*Recorded data*.
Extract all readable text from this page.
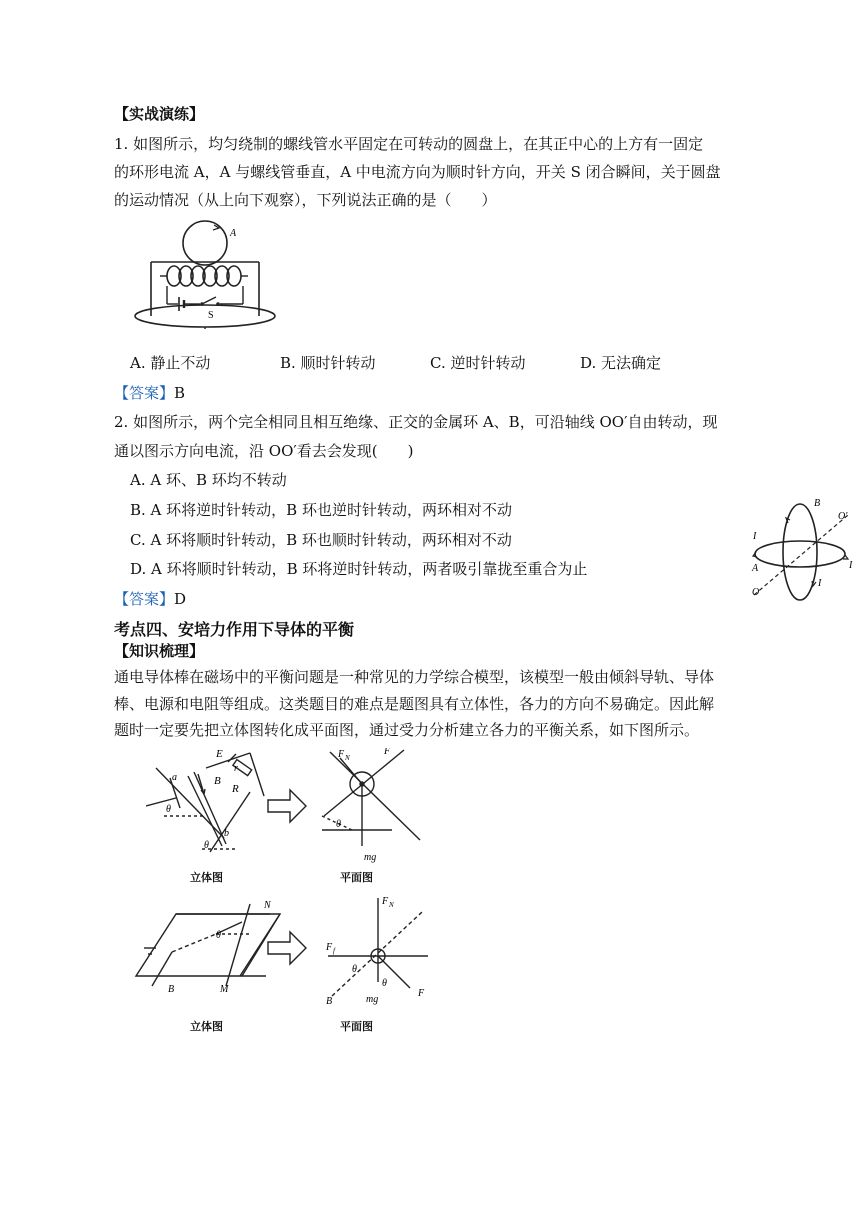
【实战演练】
1. 如图所示，均匀绕制的螺线管水平固定在可转动的圆盘上，在其正中心的上方有一固定
的环形电流 A，A 与螺线管垂直，A 中电流方向为顺时针方向，开关 S 闭合瞬间，关于圆盘
的运动情况（从上向下观察），下列说法正确的是（　　）
A
S
A. 静止不动	B. 顺时针转动	C. 逆时针转动	D. 无法确定
【答案】B
2. 如图所示，两个完全相同且相互绝缘、正交的金属环 A、B，可沿轴线 OO′自由转动，现
通以图示方向电流，沿 OO′看去会发现(　　)
A. A 环、B 环均不转动
B. A 环将逆时针转动，B 环也逆时针转动，两环相对不动
C. A 环将顺时针转动，B 环也顺时针转动，两环相对不动
D. A 环将顺时针转动，B 环将逆时针转动，两者吸引靠拢至重合为止
B
O′
I
I
I
A
O
【答案】D
考点四、安培力作用下导体的平衡
【知识梳理】
通电导体棒在磁场中的平衡问题是一种常见的力学综合模型，该模型一般由倾斜导轨、导体
棒、电源和电阻等组成。这类题目的难点是题图具有立体性，各力的方向不易确定。因此解
题时一定要先把立体图转化成平面图，通过受力分析建立各力的平衡关系，如下图所示。
E
r
a	B
R
θ
b
θ
F N
F
θ
mg
立体图	平面图
N
θ
B	M
F N
F f
θ
θ
B	mg
F
立体图	平面图
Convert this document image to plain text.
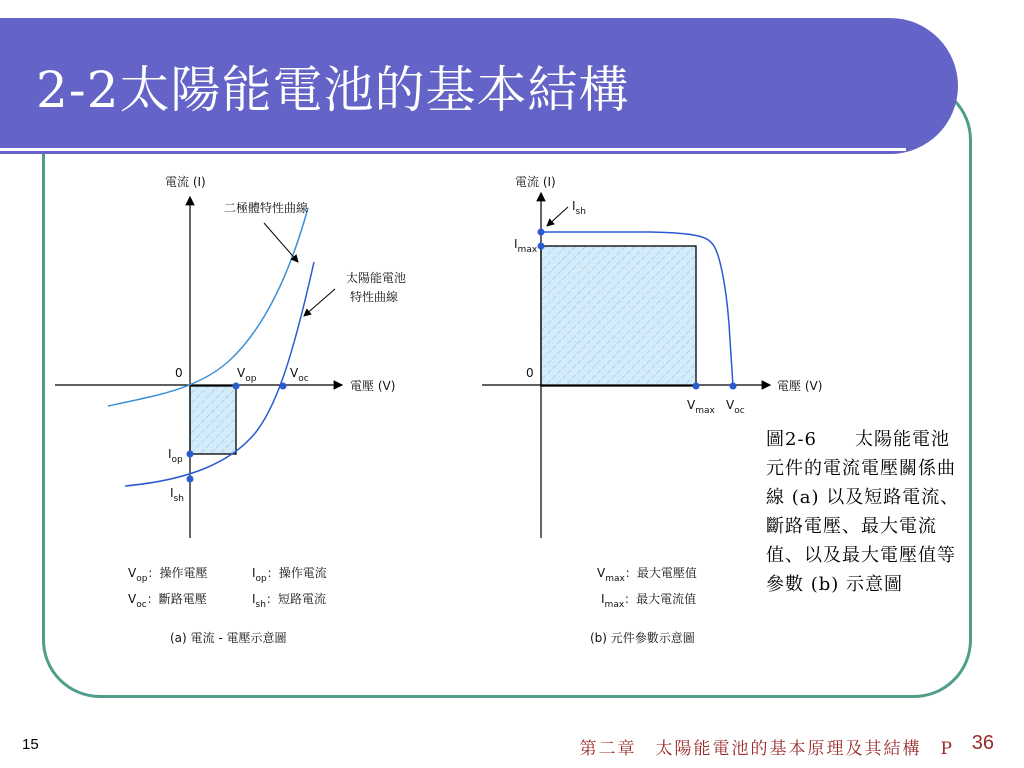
2-2太陽能電池的基本結構
電流 (I)
電壓 (V)
0
二極體特性曲線
太陽能電池
特性曲線
$V_{op}$	$V_{oc}$
$I_{op}$
$I_{sh}$
$V_{op}$：操作電壓	$I_{op}$：操作電流
$V_{oc}$：斷路電壓	$I_{sh}$：短路電流
(a) 電流 - 電壓示意圖
電流 (I)
電壓 (V)
0
$I_{sh}$
$I_{max}$
$V_{max}$ $V_{oc}$
$V_{max}$：最大電壓值
$I_{max}$：最大電流值
(b) 元件參數示意圖
圖2-6　　太陽能電池元件的電流電壓關係曲線 (a) 以及短路電流、斷路電壓、最大電流值、以及最大電壓值等參數 (b) 示意圖
15	第二章　太陽能電池的基本原理及其結構　P 36
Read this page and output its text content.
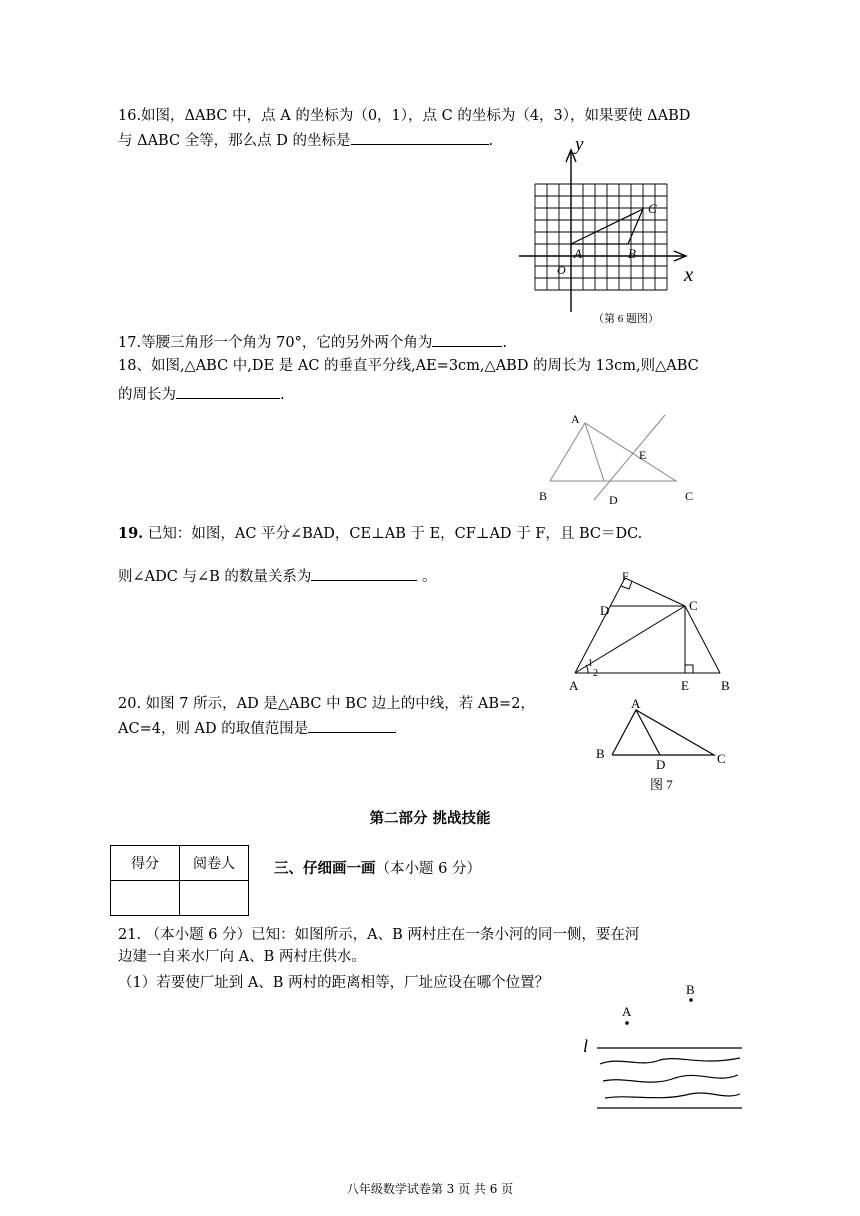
16.如图，ΔABC 中，点 A 的坐标为（0，1），点 C 的坐标为（4，3），如果要使 ΔABD
与 ΔABC 全等，那么点 D 的坐标是	.	y
x
C
A	B
O
（第 6 题图）
17.等腰三角形一个角为 70°，它的另外两个角为	.
18、如图,△ABC 中,DE 是 AC 的垂直平分线,AE=3cm,△ABD 的周长为 13cm,则△ABC
的周长为	.
A
E
B	D	C
19. 已知：如图，AC 平分∠BAD，CE⊥AB 于 E，CF⊥AD 于 F，且 BC＝DC.
则∠ADC 与∠B 的数量关系为	。	F
D	C
1
2
A	E B
20. 如图 7 所示，AD 是△ABC 中 BC 边上的中线，若 AB=2，
AC=4，则 AD 的取值范围是
A
B
D	C
图 7
第二部分 挑战技能
得分	阅卷人
		三、仔细画一画（本小题 6 分）
21. （本小题 6 分）已知：如图所示，A、B 两村庄在一条小河的同一侧，要在河
边建一自来水厂向 A、B 两村庄供水。
（1）若要使厂址到 A、B 两村的距离相等，厂址应设在哪个位置？	B
A
l
八年级数学试卷第 3 页 共 6 页
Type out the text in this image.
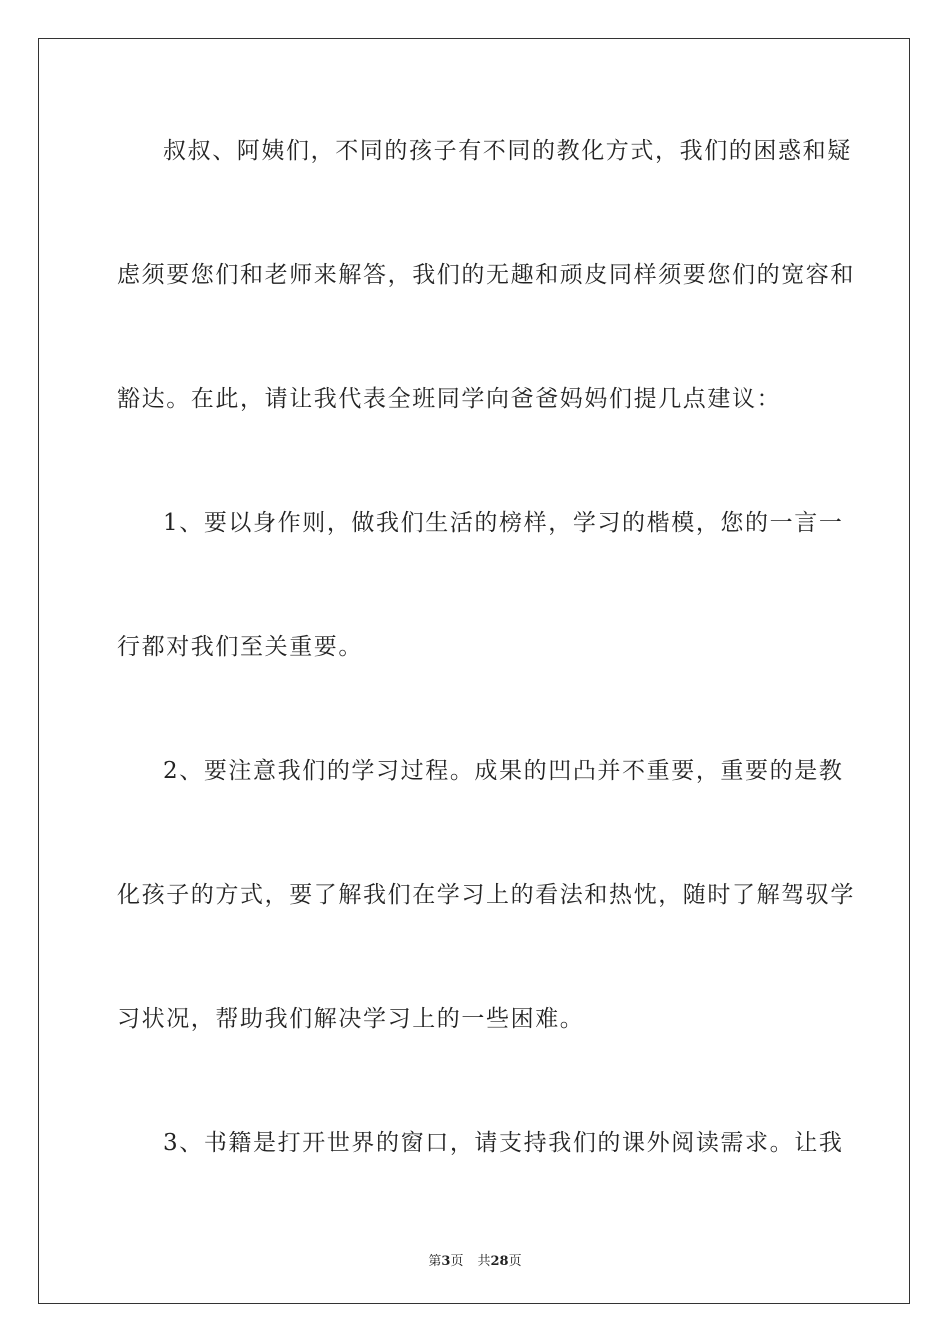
叔叔、阿姨们，不同的孩子有不同的教化方式，我们的困惑和疑
虑须要您们和老师来解答，我们的无趣和顽皮同样须要您们的宽容和
豁达。在此，请让我代表全班同学向爸爸妈妈们提几点建议：
1、要以身作则，做我们生活的榜样，学习的楷模，您的一言一
行都对我们至关重要。
2、要注意我们的学习过程。成果的凹凸并不重要，重要的是教
化孩子的方式，要了解我们在学习上的看法和热忱，随时了解驾驭学
习状况，帮助我们解决学习上的一些困难。
3、书籍是打开世界的窗口，请支持我们的课外阅读需求。让我
第3页 共28页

*What to work on*.
Starting at the line that holds "Type out the text in this image.", repeat every line through the end of the listing exactly as written, skipping any picture.

*Solution to the problem*.
Type out the text in this image.
叔叔、阿姨们，不同的孩子有不同的教化方式，我们的困惑和疑
虑须要您们和老师来解答，我们的无趣和顽皮同样须要您们的宽容和
豁达。在此，请让我代表全班同学向爸爸妈妈们提几点建议：
1、要以身作则，做我们生活的榜样，学习的楷模，您的一言一
行都对我们至关重要。
2、要注意我们的学习过程。成果的凹凸并不重要，重要的是教
化孩子的方式，要了解我们在学习上的看法和热忱，随时了解驾驭学
习状况，帮助我们解决学习上的一些困难。
3、书籍是打开世界的窗口，请支持我们的课外阅读需求。让我
第3页 共28页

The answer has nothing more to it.